Exercise aim :: Repeat all of the material below exactly as written, images excluded.

Input ::

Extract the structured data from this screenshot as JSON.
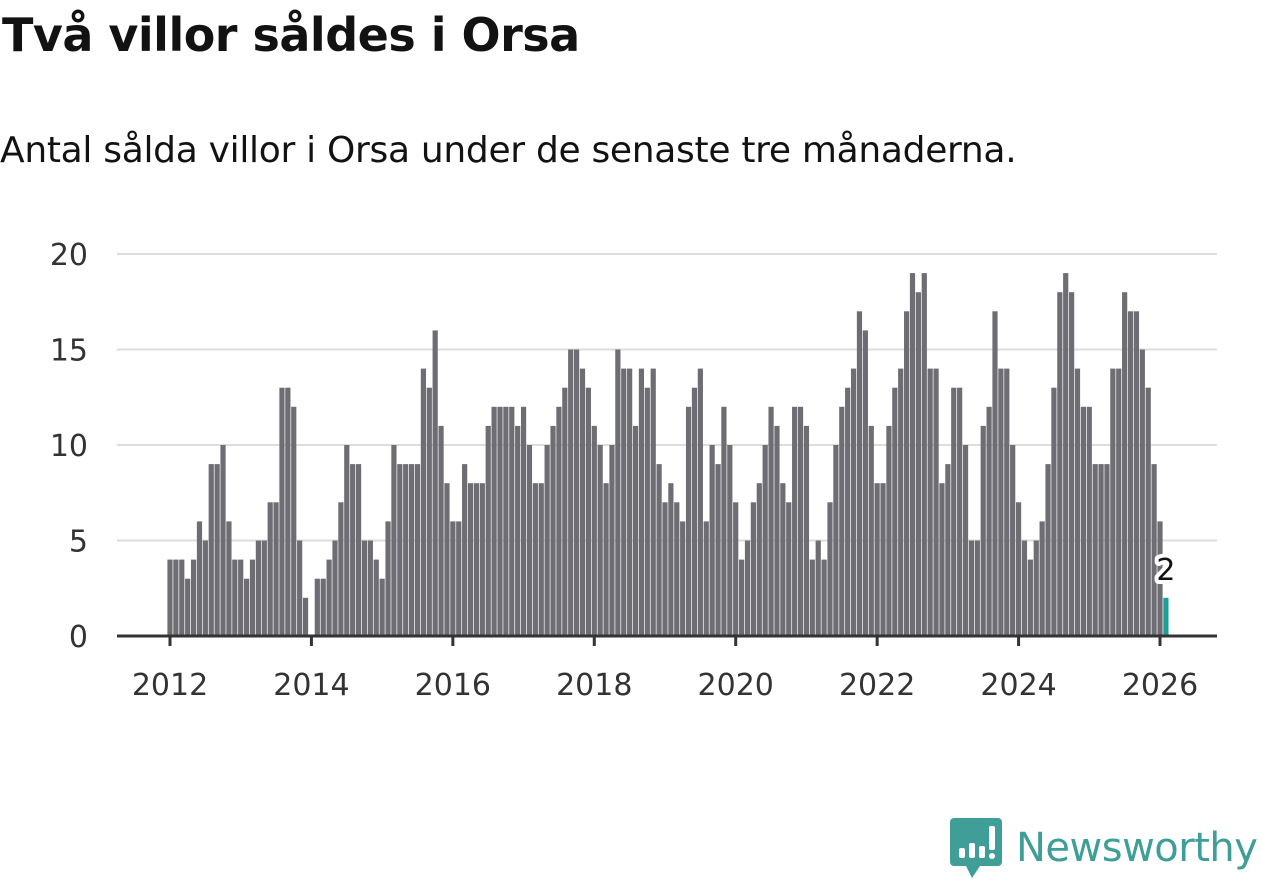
{
  "header": {
    "title": "Två villor såldes i Orsa",
    "subtitle": "Antal sålda villor i Orsa under de senaste tre månaderna."
  },
  "chart_data": {
    "type": "bar",
    "title": "Två villor såldes i Orsa",
    "subtitle": "Antal sålda villor i Orsa under de senaste tre månaderna.",
    "xlabel": "",
    "ylabel": "",
    "start": "2012-01",
    "frequency": "monthly",
    "ylim": [
      0,
      20
    ],
    "yticks": [
      0,
      5,
      10,
      15,
      20
    ],
    "xticks": [
      "2012",
      "2014",
      "2016",
      "2018",
      "2020",
      "2022",
      "2024",
      "2026"
    ],
    "grid": true,
    "values": [
      4,
      4,
      4,
      3,
      4,
      6,
      5,
      9,
      9,
      10,
      6,
      4,
      4,
      3,
      4,
      5,
      5,
      7,
      7,
      13,
      13,
      12,
      5,
      2,
      0,
      3,
      3,
      4,
      5,
      7,
      10,
      9,
      9,
      5,
      5,
      4,
      3,
      6,
      10,
      9,
      9,
      9,
      9,
      14,
      13,
      16,
      11,
      8,
      6,
      6,
      9,
      8,
      8,
      8,
      11,
      12,
      12,
      12,
      12,
      11,
      12,
      10,
      8,
      8,
      10,
      11,
      12,
      13,
      15,
      15,
      14,
      13,
      11,
      10,
      8,
      10,
      15,
      14,
      14,
      11,
      14,
      13,
      14,
      9,
      7,
      8,
      7,
      6,
      12,
      13,
      14,
      6,
      10,
      9,
      12,
      10,
      7,
      4,
      5,
      7,
      8,
      10,
      12,
      11,
      8,
      7,
      12,
      12,
      11,
      4,
      5,
      4,
      7,
      10,
      12,
      13,
      14,
      17,
      16,
      11,
      8,
      8,
      11,
      13,
      14,
      17,
      19,
      18,
      19,
      14,
      14,
      8,
      9,
      13,
      13,
      10,
      5,
      5,
      11,
      12,
      17,
      14,
      14,
      10,
      7,
      5,
      4,
      5,
      6,
      9,
      13,
      18,
      19,
      18,
      14,
      12,
      12,
      9,
      9,
      9,
      14,
      14,
      18,
      17,
      17,
      15,
      13,
      9,
      6,
      2
    ],
    "highlight": {
      "label": "2",
      "value": 2
    },
    "colors": {
      "bar": "#6e6d73",
      "highlight": "#1aa096",
      "grid": "#dddddd",
      "axis": "#333333"
    }
  },
  "brand": {
    "name": "Newsworthy",
    "color": "#3f9e97"
  }
}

Full solution ::
Extract the structured data from this screenshot as JSON.
{
  "header": {
    "title": "Två villor såldes i Orsa",
    "subtitle": "Antal sålda villor i Orsa under de senaste tre månaderna."
  },
  "chart_data": {
    "type": "bar",
    "title": "Två villor såldes i Orsa",
    "subtitle": "Antal sålda villor i Orsa under de senaste tre månaderna.",
    "xlabel": "",
    "ylabel": "",
    "start": "2012-01",
    "frequency": "monthly",
    "ylim": [
      0,
      20
    ],
    "yticks": [
      0,
      5,
      10,
      15,
      20
    ],
    "xticks": [
      "2012",
      "2014",
      "2016",
      "2018",
      "2020",
      "2022",
      "2024",
      "2026"
    ],
    "grid": true,
    "values": [
      4,
      4,
      4,
      3,
      4,
      6,
      5,
      9,
      9,
      10,
      6,
      4,
      4,
      3,
      4,
      5,
      5,
      7,
      7,
      13,
      13,
      12,
      5,
      2,
      0,
      3,
      3,
      4,
      5,
      7,
      10,
      9,
      9,
      5,
      5,
      4,
      3,
      6,
      10,
      9,
      9,
      9,
      9,
      14,
      13,
      16,
      11,
      8,
      6,
      6,
      9,
      8,
      8,
      8,
      11,
      12,
      12,
      12,
      12,
      11,
      12,
      10,
      8,
      8,
      10,
      11,
      12,
      13,
      15,
      15,
      14,
      13,
      11,
      10,
      8,
      10,
      15,
      14,
      14,
      11,
      14,
      13,
      14,
      9,
      7,
      8,
      7,
      6,
      12,
      13,
      14,
      6,
      10,
      9,
      12,
      10,
      7,
      4,
      5,
      7,
      8,
      10,
      12,
      11,
      8,
      7,
      12,
      12,
      11,
      4,
      5,
      4,
      7,
      10,
      12,
      13,
      14,
      17,
      16,
      11,
      8,
      8,
      11,
      13,
      14,
      17,
      19,
      18,
      19,
      14,
      14,
      8,
      9,
      13,
      13,
      10,
      5,
      5,
      11,
      12,
      17,
      14,
      14,
      10,
      7,
      5,
      4,
      5,
      6,
      9,
      13,
      18,
      19,
      18,
      14,
      12,
      12,
      9,
      9,
      9,
      14,
      14,
      18,
      17,
      17,
      15,
      13,
      9,
      6,
      2
    ],
    "highlight": {
      "label": "2",
      "value": 2
    },
    "colors": {
      "bar": "#6e6d73",
      "highlight": "#1aa096",
      "grid": "#dddddd",
      "axis": "#333333"
    }
  },
  "brand": {
    "name": "Newsworthy",
    "color": "#3f9e97"
  }
}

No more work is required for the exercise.